_Set problem_. Scan the entries below and count the lines holding the string "кадрами". Supply only the number.

Dataset items:
START

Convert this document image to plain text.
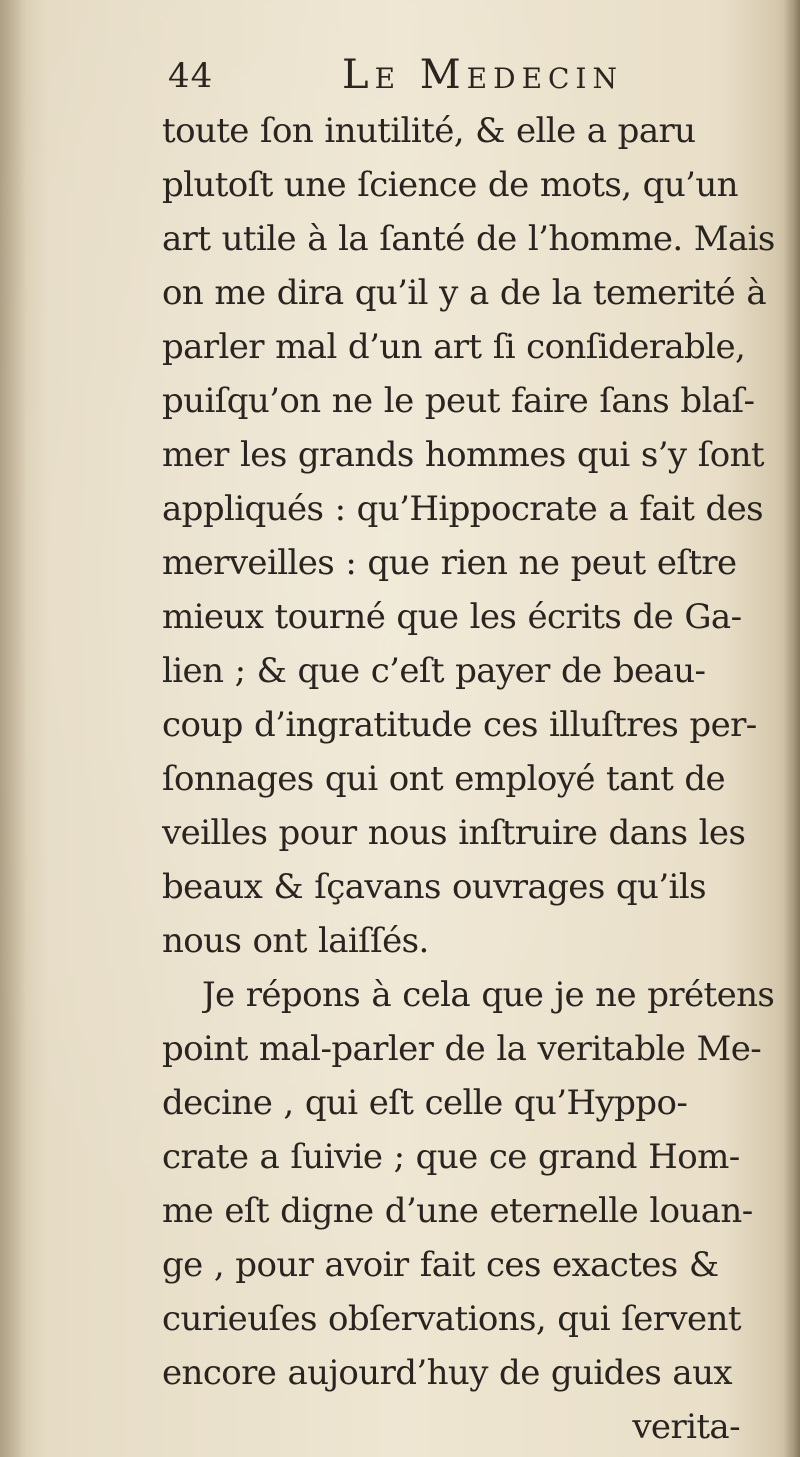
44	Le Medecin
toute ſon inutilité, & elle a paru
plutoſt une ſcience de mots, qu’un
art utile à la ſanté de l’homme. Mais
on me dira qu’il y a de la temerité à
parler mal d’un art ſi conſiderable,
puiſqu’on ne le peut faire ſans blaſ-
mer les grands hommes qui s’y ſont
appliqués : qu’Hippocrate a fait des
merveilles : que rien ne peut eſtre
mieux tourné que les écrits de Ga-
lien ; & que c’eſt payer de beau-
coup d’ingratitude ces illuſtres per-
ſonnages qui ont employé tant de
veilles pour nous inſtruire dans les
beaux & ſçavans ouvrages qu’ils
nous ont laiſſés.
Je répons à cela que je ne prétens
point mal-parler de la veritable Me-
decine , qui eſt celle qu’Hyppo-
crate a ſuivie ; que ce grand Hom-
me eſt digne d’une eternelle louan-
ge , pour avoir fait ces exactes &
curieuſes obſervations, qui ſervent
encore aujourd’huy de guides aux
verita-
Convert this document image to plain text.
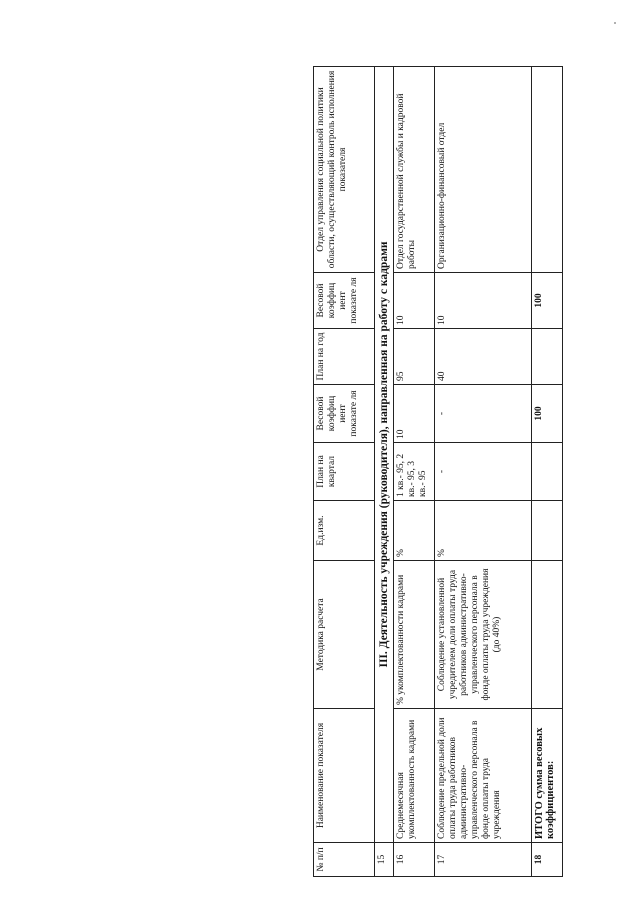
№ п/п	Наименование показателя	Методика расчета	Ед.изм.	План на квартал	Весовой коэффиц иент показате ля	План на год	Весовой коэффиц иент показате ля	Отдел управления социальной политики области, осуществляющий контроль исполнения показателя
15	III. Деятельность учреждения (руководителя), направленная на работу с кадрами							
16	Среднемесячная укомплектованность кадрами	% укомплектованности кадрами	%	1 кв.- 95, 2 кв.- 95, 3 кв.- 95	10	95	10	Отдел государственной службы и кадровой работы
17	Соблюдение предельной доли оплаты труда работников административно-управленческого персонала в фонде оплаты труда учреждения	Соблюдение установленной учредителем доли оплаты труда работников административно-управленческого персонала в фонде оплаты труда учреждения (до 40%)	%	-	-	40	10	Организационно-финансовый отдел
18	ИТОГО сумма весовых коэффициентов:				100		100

END

_Answer_. 2